SET PROBLEM | Scan the entries below. List each line with "зависимости".

+ + + + + + +

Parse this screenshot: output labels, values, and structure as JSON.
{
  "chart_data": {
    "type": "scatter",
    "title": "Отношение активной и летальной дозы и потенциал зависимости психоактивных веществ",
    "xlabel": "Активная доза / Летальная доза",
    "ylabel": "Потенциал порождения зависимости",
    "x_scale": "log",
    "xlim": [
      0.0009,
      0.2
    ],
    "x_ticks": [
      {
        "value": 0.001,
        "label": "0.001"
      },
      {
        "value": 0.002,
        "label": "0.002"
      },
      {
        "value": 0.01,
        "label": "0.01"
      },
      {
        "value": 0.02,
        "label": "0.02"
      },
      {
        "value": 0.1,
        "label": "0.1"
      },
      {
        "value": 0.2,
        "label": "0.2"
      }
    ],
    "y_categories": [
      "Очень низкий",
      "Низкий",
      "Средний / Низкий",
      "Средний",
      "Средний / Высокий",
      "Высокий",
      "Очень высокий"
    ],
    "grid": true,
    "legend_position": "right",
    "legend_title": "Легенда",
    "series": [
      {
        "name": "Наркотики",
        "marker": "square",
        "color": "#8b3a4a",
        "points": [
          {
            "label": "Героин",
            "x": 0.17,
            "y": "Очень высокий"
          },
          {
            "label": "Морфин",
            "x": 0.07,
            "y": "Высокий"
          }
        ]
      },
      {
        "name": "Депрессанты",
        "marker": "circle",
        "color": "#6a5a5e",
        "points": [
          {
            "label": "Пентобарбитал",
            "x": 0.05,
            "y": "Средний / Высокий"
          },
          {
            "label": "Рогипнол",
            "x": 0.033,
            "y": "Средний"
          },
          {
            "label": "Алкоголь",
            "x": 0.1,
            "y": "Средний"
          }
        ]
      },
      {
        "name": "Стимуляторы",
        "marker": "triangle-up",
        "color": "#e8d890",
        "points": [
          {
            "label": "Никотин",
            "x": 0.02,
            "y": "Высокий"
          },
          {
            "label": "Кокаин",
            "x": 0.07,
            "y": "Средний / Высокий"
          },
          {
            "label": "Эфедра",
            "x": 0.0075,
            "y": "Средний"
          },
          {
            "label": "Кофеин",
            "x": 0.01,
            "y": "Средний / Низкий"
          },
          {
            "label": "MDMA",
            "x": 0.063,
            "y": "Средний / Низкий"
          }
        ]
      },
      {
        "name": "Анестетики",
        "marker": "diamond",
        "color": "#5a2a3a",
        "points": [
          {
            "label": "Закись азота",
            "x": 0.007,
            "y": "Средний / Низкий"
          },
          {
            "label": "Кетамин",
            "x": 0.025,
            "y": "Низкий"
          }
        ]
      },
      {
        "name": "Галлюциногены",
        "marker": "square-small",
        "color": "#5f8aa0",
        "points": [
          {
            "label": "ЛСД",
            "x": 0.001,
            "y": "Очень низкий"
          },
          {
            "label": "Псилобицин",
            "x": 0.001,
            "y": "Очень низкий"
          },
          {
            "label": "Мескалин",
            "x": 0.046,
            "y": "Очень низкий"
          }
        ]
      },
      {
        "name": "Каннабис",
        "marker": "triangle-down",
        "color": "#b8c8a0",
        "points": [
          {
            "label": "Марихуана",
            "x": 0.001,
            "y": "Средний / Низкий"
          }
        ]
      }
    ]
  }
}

+ + + + + + +

FINISHED ANSWER |
    "title": "Отношение активной и летальной дозы и потенциал зависимости психоактивных веществ",
    "ylabel": "Потенциал порождения зависимости",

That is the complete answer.